• **Text segment**
□ □ □ □

Thursday, January 18, 2024

 A random collection of films for a wintry January.

Leave the World Behind (2023), directed by Sam Esmail. A very large herd of deer stand menacingly reminding us of Hitchcock’s birds. Oh, and speaking of birds, we have a small flock of flamingos swimming in a house pool. Something is wrong, folks, although just what this may be remains murky. By the film’s end we get the distinct impression that a civil war may be in progress, something viewers of the film may find unsettling. The film gives us end of the world storytelling. The paranoia is clear, and even well-founded. Everything comes to us through innuendo, like Amanda’s (Julia Roberts) racism. The film takes a look at the human response to disaster. It does this in snippets, discrete scenes such as the one in which Amanda’s husband Clay (Ethan Hawke) drives willy-nilly looking for a nearby town. He finds only a lonely woman standing in the middle of nowhere. She speaks only Spanish and Clay does not understand Spanish. He leaves her there in the middle of nowhere to – what? I don’t know. Then we have survivalist Danny (Kevin Bacon) who threatens to shoot his neighbour and friend, G. H. Scott (Mahershala Ali) ostensibly to protect his family. This is a film of big moments – the beaching of an oil ship, the crashing of a passenger jet – and moments of haranguing intimacy between the characters. It is overly long, but then this is the way of big films these days. It is also nicely in tune with the zeitgeist.

□ □ □ □

• **Required task**
Extend the film review past its last sentence, keeping the same voice. The data that comes next is separate material and has no connection to the film review.

• **Information supplied**
□ □ □ □

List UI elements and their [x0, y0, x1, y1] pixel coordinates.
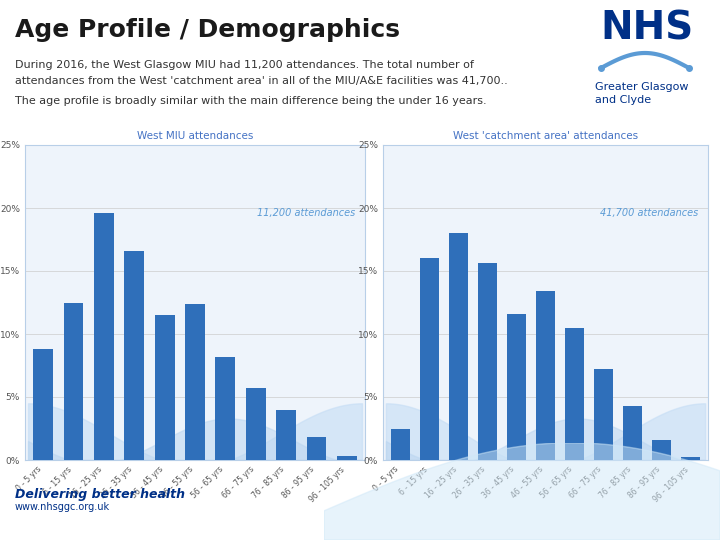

□ □ □ □

• **Reply to the exercise**
Landscape with Invisible Hand (2023), directed by Cory Finley. Adapted from M. t. Anderson’s 2017 novel, Landscape with Invisible Hand takes a dystopian look at our planet’s near future, after a successful invasion by creatures called the Vuvv. It seems the future is an extension of the present, only now the rich live in floating sky cities, and the aliens amuse themselves watching the behaviour of humans. They seem specially amused by the 1950s TV series Ossie and Harriet. The film is chock full of ideas from its take on the excesses of capitalism, to its concern for art and its place in a community, to family dynamics and the willingness of humans to do demeaning things to survive poverty, to voyeurism and the end of privacy. All this is delivered well. The actors are convincing. The special effects are effective (I like the way the Vuvv communicate and I also like the way they walk or scramble about). The design of both the places on earth and the few places we see in the sky city are well done. In short, I like the film.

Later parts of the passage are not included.